[Set task]: Reproduce each of the following records line for line, changing nothing.

[Listed records]:
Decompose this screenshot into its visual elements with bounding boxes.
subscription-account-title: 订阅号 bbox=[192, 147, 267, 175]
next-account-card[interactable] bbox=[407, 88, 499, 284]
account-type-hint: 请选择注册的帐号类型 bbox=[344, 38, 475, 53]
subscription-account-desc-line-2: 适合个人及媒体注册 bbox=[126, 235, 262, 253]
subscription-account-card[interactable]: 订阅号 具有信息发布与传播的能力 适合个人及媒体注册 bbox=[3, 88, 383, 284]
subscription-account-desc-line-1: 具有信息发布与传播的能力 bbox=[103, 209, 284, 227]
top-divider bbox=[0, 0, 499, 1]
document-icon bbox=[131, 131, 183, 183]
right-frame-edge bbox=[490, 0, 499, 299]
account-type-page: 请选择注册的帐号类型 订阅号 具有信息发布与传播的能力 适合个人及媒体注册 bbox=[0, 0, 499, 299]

[In response]:
Decompose this screenshot into its visual elements with bounding boxes.
subscription-account-title: 订阅号 bbox=[192, 147, 267, 175]
next-account-card[interactable] bbox=[407, 88, 499, 284]
account-type-hint: 请选择注册的帐号类型 bbox=[344, 38, 475, 53]
subscription-account-desc-line-2: 适合个人及媒体注册 bbox=[126, 235, 262, 253]
subscription-account-card[interactable]: 订阅号 具有信息发布与传播的能力 适合个人及媒体注册 bbox=[3, 88, 383, 284]
subscription-account-desc-line-1: 具有信息发布与传播的能力 bbox=[103, 209, 284, 227]
top-divider bbox=[0, 0, 499, 1]
document-icon bbox=[131, 131, 183, 183]
right-frame-edge bbox=[490, 0, 499, 299]
account-type-page: 请选择注册的帐号类型 订阅号 具有信息发布与传播的能力 适合个人及媒体注册 bbox=[0, 0, 499, 299]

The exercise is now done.